* **TO DO**:
Copy out each line containing "тушаалтан" from the entries below.

* **DATA**:
++++++++++
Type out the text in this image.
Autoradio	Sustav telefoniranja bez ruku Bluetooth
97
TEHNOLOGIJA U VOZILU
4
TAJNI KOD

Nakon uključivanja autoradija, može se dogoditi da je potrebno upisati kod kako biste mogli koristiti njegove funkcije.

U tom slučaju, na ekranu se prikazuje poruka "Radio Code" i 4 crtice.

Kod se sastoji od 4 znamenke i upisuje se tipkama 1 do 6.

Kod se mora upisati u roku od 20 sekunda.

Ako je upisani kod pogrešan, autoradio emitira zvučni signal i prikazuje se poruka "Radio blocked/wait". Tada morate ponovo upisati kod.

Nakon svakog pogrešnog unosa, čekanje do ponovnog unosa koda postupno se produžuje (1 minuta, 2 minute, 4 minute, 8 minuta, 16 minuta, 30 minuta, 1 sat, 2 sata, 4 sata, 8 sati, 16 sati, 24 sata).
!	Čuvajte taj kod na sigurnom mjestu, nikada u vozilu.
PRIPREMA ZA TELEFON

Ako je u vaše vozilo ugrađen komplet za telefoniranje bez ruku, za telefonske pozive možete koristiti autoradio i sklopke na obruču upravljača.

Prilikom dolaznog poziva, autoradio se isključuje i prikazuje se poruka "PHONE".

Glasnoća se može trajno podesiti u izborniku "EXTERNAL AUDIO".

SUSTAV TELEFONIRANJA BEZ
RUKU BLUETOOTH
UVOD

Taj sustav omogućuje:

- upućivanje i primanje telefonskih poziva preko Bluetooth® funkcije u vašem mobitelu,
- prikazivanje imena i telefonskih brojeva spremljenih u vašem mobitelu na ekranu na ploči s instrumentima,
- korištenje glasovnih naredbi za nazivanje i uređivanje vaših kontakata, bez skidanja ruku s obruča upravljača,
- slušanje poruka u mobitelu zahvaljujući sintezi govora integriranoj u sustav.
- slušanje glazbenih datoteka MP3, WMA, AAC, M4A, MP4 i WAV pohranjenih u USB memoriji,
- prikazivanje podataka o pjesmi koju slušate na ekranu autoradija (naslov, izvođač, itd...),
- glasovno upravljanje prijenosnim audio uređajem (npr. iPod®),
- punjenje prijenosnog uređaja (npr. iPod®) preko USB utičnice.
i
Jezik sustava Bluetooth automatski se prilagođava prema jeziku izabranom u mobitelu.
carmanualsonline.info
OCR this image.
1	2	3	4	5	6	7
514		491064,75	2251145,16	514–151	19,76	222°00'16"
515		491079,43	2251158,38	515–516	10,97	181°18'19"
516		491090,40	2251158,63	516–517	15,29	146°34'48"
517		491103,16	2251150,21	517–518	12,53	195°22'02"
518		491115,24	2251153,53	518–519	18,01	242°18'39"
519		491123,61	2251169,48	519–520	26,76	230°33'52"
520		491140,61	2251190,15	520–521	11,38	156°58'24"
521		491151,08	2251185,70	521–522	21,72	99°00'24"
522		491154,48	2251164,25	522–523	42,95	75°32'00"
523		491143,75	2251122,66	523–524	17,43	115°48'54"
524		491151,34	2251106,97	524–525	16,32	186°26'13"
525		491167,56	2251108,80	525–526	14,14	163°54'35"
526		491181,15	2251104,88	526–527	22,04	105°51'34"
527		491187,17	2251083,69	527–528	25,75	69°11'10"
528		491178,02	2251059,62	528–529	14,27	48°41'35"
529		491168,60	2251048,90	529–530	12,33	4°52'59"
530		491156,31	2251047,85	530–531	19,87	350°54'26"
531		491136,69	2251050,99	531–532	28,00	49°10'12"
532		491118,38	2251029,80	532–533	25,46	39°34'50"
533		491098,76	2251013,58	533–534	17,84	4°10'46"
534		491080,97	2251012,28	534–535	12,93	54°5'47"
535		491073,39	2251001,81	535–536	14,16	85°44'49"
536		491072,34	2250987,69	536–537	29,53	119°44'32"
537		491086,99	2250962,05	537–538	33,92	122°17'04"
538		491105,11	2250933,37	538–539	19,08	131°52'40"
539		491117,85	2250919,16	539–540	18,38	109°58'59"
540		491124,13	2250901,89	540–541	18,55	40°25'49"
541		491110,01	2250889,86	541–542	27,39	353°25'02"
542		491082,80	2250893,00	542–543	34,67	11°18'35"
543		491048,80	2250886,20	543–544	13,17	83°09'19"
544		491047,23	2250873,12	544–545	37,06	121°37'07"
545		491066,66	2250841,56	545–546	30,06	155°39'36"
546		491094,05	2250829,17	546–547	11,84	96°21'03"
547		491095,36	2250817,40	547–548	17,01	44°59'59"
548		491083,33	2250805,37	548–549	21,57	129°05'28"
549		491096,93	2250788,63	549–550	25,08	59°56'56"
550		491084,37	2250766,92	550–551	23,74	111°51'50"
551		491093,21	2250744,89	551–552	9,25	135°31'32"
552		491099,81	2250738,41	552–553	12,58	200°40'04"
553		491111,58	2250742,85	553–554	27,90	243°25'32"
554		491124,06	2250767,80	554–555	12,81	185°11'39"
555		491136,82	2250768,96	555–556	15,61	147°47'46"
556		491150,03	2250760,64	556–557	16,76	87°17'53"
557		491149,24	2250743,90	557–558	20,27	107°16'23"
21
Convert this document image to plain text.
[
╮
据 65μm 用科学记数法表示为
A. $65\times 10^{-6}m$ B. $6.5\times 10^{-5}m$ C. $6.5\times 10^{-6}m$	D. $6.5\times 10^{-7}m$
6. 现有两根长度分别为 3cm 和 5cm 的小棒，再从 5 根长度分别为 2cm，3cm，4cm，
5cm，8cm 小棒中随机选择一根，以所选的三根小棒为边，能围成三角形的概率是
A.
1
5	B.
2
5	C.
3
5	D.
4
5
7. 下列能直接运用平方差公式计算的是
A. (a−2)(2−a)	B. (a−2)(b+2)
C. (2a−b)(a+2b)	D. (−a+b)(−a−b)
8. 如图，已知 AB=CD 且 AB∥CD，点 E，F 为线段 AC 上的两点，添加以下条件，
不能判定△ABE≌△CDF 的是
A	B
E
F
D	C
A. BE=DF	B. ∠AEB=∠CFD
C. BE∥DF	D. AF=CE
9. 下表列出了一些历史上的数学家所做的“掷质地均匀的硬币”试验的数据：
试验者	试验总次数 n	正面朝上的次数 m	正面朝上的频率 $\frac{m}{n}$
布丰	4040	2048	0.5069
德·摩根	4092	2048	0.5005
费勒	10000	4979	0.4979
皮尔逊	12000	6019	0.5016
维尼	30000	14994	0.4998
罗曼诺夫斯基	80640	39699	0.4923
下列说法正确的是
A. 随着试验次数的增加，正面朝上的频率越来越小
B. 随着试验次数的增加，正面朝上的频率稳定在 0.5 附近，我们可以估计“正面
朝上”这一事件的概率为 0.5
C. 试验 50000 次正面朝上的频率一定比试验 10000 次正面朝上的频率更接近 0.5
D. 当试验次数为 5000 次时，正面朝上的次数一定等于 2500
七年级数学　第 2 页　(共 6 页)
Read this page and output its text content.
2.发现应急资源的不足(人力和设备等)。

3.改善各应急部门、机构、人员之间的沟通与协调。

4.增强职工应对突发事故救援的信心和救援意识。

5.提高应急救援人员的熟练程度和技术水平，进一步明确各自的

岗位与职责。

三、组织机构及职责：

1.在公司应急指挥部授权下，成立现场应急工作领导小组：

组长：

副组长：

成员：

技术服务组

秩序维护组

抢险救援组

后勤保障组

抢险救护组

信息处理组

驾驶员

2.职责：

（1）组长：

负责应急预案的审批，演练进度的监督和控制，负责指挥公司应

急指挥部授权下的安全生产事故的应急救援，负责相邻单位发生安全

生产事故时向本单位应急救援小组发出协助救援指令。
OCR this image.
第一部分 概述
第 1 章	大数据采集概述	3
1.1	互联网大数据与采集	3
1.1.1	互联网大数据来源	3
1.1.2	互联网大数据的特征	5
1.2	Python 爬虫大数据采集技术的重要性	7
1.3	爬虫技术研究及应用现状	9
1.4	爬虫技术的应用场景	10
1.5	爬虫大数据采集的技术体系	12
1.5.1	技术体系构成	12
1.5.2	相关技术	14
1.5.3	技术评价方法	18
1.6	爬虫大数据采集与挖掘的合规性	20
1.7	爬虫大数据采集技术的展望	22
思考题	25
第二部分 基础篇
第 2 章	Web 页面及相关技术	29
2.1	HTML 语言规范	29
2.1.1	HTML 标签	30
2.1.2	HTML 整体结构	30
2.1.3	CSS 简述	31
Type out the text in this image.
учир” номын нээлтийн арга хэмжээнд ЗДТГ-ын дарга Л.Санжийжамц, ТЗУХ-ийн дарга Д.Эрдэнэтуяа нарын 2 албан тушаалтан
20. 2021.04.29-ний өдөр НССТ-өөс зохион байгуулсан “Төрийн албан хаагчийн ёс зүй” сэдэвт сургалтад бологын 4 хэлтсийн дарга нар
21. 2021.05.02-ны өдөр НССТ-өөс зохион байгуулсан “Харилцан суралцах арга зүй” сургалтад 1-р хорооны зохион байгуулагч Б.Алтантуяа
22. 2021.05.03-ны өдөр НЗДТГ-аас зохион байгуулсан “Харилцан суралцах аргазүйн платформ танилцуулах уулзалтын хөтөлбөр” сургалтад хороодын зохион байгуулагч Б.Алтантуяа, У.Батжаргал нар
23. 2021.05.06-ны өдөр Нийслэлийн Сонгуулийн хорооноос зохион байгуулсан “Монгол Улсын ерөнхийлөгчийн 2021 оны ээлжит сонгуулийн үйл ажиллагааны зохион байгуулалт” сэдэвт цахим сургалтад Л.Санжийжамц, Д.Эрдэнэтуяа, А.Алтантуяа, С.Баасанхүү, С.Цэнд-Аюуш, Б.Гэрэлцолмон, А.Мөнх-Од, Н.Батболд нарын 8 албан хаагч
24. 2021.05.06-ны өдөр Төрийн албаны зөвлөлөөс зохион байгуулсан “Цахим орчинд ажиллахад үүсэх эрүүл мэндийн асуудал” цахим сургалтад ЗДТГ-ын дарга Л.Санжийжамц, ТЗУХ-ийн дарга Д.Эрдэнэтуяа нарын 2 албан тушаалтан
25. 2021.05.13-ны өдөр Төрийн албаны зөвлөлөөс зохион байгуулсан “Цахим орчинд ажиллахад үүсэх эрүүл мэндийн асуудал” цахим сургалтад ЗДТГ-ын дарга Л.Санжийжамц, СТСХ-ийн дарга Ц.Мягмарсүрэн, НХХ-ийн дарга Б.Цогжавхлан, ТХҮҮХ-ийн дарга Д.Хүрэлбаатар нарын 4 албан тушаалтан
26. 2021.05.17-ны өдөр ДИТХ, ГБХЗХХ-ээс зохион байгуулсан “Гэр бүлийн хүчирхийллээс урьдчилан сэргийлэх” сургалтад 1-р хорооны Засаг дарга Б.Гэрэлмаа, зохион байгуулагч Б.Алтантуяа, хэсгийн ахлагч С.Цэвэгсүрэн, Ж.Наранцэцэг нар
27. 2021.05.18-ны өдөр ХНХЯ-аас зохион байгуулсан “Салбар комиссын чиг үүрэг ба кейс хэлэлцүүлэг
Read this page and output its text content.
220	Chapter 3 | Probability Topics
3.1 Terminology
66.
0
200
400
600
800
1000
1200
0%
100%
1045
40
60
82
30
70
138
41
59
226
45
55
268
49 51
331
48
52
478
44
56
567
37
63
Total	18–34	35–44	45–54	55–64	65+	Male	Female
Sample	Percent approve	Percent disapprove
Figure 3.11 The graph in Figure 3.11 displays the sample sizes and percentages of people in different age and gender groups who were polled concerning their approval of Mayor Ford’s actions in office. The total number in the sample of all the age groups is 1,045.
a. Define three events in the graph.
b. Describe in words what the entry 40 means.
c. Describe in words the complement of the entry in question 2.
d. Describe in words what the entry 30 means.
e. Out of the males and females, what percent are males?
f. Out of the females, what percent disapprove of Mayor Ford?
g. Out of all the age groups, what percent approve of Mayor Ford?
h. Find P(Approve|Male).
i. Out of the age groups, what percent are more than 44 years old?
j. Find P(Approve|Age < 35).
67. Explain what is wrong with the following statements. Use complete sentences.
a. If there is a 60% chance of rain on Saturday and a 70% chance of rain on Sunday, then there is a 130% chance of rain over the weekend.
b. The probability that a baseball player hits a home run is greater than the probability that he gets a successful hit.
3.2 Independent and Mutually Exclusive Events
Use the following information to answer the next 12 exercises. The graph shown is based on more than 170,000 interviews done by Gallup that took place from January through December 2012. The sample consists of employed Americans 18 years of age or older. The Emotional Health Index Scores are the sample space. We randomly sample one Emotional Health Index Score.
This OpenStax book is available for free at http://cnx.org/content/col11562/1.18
++++++++++
* **SOLUTION FOR THIS TASK**:
учир” номын нээлтийн арга хэмжээнд ЗДТГ-ын дарга Л.Санжийжамц, ТЗУХ-ийн дарга Д.Эрдэнэтуяа нарын 2 албан тушаалтан
24. 2021.05.06-ны өдөр Төрийн албаны зөвлөлөөс зохион байгуулсан “Цахим орчинд ажиллахад үүсэх эрүүл мэндийн асуудал” цахим сургалтад ЗДТГ-ын дарга Л.Санжийжамц, ТЗУХ-ийн дарга Д.Эрдэнэтуяа нарын 2 албан тушаалтан
25. 2021.05.13-ны өдөр Төрийн албаны зөвлөлөөс зохион байгуулсан “Цахим орчинд ажиллахад үүсэх эрүүл мэндийн асуудал” цахим сургалтад ЗДТГ-ын дарга Л.Санжийжамц, СТСХ-ийн дарга Ц.Мягмарсүрэн, НХХ-ийн дарга Б.Цогжавхлан, ТХҮҮХ-ийн дарга Д.Хүрэлбаатар нарын 4 албан тушаалтан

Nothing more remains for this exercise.